WRITTEN REQUEST> Find the string "modern" in the records. Copy every line it appears in.

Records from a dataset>
******

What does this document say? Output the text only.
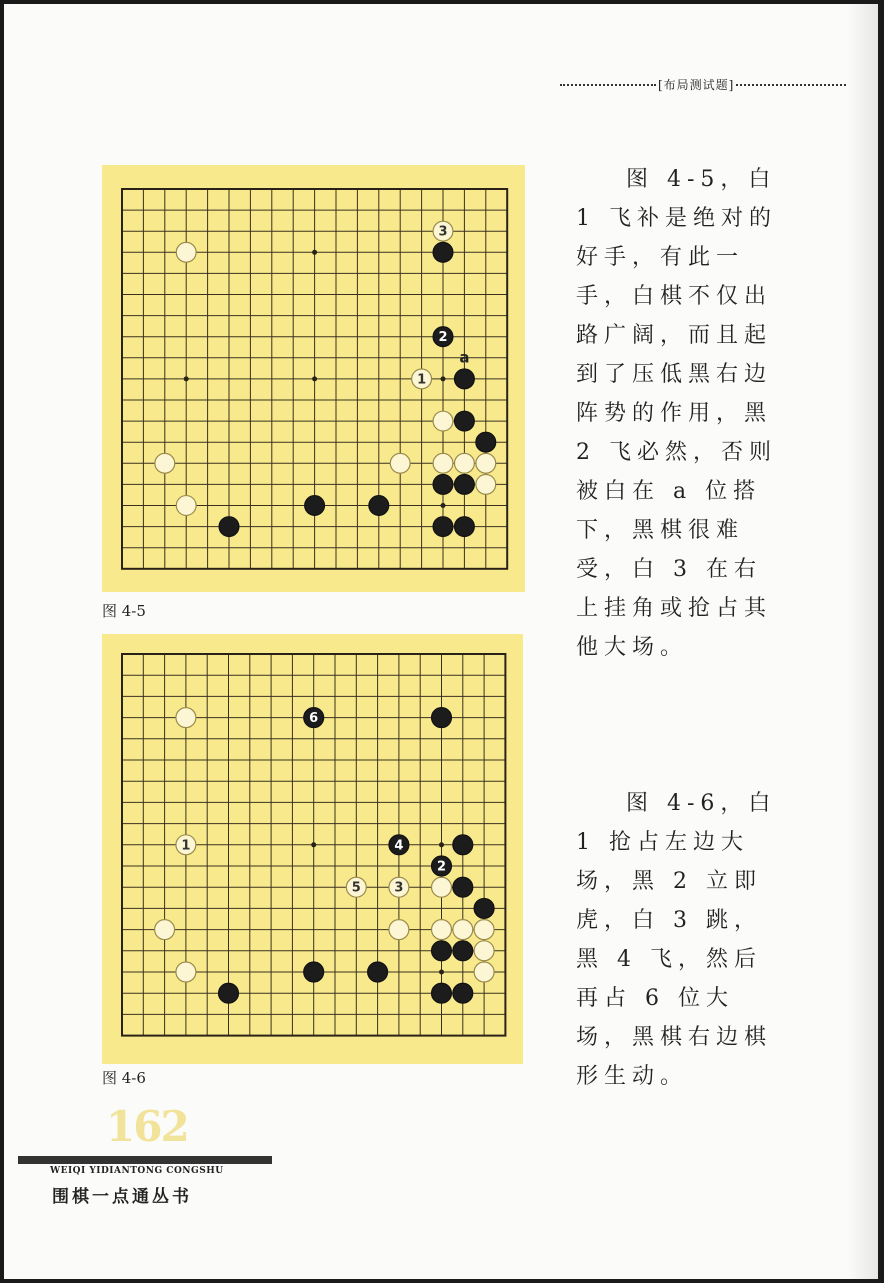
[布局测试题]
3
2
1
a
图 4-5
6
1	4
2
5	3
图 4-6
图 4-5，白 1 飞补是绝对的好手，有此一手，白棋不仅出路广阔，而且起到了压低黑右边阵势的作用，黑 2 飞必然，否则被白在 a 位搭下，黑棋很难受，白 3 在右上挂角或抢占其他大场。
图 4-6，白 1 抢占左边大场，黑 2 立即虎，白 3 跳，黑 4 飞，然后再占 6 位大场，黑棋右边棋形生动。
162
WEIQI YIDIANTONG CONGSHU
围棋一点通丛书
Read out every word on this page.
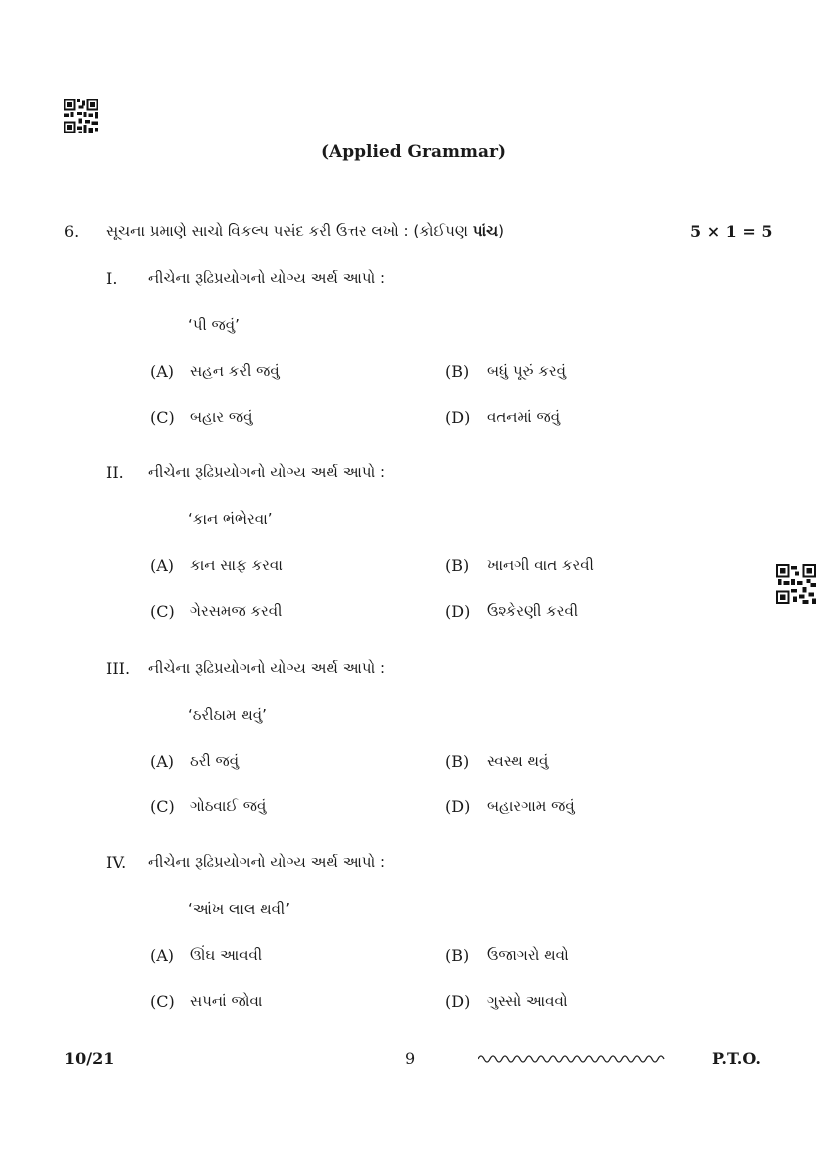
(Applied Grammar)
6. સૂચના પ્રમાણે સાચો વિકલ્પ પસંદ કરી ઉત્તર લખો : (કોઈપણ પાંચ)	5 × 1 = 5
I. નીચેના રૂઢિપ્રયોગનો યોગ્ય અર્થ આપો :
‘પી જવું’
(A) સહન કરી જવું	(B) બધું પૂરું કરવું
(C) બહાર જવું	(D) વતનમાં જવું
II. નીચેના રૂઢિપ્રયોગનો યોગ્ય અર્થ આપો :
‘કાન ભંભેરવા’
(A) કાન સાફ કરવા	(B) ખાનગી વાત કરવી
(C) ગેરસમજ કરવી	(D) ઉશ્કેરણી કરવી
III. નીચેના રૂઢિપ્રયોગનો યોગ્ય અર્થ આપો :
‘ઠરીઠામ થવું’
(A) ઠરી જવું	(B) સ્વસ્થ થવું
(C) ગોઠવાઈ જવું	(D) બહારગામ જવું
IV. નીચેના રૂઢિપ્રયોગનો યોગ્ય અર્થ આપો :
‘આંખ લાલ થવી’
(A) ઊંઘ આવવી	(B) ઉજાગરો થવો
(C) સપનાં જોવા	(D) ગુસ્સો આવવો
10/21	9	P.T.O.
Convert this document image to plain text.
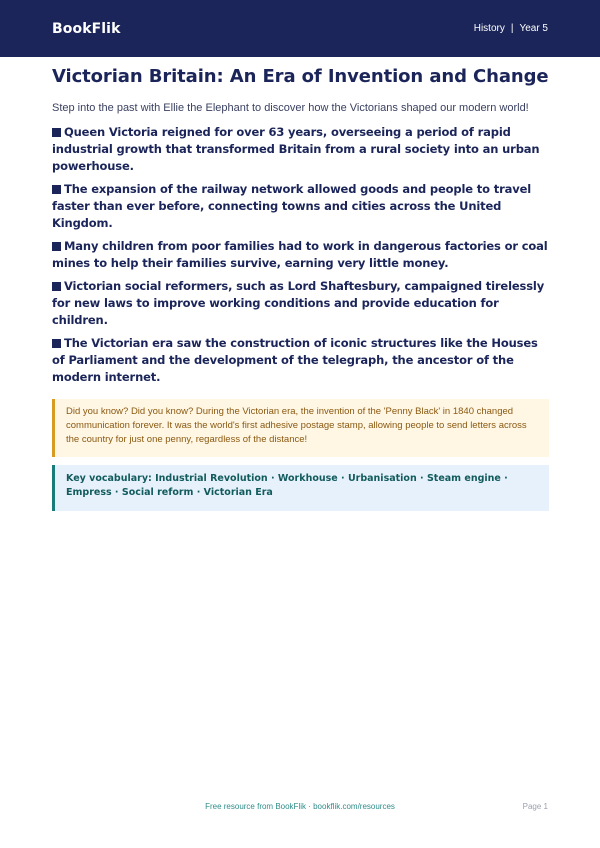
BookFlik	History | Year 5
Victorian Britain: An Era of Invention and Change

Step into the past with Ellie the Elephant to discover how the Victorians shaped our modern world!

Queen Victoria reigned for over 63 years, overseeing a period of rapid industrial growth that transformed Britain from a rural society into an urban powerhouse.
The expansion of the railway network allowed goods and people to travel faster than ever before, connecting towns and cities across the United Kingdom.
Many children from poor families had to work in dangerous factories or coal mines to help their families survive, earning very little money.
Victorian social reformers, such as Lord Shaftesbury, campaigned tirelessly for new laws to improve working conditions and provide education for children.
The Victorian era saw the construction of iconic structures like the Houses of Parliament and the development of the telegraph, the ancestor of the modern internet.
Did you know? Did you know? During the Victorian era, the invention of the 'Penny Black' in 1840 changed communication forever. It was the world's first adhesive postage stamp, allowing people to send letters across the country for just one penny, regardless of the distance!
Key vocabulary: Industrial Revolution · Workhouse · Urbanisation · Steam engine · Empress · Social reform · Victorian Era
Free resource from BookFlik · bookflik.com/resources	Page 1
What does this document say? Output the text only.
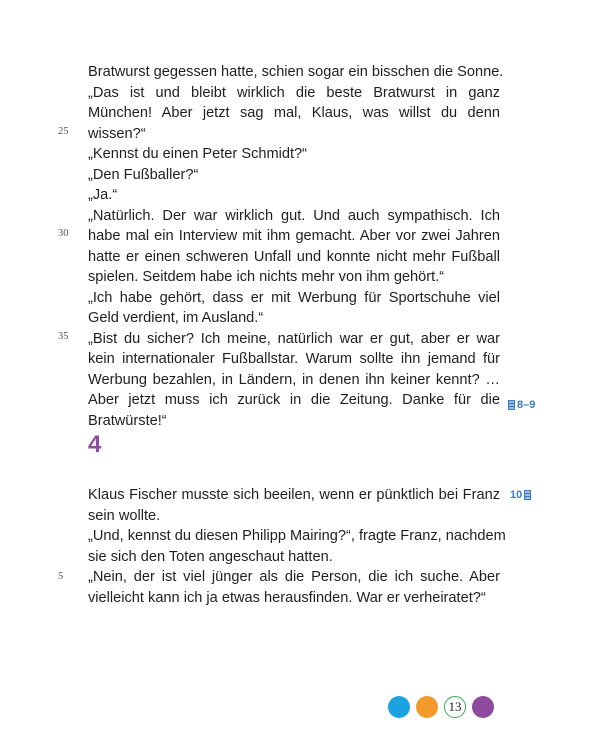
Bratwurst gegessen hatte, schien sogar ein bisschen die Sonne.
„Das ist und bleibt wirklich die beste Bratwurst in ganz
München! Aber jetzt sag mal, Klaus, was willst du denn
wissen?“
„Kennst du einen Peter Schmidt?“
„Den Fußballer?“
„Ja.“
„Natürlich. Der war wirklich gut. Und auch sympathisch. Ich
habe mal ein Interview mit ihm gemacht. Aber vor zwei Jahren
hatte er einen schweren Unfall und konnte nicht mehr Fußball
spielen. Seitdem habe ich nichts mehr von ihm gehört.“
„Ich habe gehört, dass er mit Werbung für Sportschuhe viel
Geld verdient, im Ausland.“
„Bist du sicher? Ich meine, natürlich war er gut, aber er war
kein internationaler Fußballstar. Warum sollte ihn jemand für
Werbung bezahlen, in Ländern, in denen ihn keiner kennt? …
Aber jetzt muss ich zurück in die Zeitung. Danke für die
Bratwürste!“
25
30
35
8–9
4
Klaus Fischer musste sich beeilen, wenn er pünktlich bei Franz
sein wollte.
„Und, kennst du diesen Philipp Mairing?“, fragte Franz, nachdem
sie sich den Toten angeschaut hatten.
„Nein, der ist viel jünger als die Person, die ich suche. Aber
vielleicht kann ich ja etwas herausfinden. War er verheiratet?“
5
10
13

******

RESPONSE BELOW>
Step into the past with Ellie the Elephant to discover how the Victorians shaped our modern world!
The Victorian era saw the construction of iconic structures like the Houses of Parliament and the development of the telegraph, the ancestor of the modern internet.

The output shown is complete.